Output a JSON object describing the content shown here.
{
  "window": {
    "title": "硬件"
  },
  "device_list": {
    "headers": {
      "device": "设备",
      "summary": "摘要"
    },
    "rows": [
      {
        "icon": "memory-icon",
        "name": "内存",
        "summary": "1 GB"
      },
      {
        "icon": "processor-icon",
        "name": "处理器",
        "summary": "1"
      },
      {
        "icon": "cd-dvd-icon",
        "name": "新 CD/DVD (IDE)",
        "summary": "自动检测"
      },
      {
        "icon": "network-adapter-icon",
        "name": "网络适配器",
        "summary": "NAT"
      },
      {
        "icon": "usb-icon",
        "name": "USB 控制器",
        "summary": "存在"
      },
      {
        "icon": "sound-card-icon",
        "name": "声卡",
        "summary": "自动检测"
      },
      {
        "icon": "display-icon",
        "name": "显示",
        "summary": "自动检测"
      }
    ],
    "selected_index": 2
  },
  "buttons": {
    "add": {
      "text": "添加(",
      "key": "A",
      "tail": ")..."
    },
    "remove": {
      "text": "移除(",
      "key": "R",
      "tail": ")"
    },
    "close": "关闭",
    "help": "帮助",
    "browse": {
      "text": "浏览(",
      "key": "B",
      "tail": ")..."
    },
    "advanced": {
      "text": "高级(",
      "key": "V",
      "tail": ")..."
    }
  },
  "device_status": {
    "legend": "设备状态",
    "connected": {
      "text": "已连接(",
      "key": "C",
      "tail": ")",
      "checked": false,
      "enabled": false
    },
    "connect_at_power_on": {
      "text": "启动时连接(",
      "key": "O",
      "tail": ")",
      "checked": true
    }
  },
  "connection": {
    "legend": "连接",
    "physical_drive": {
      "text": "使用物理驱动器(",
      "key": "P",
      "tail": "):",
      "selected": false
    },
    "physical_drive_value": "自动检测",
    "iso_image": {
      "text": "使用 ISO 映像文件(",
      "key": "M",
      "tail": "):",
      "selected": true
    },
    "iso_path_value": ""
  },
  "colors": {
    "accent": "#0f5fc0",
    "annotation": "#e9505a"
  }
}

• • • • • • •

**GIVEN TASK:** List all lines in the material containing the string "text".

**TASK RESPONSE:**
      "text": "添加(",
      "text": "移除(",
      "text": "浏览(",
      "text": "高级(",
      "text": "已连接(",
      "text": "启动时连接(",
      "text": "使用物理驱动器(",
      "text": "使用 ISO 映像文件(",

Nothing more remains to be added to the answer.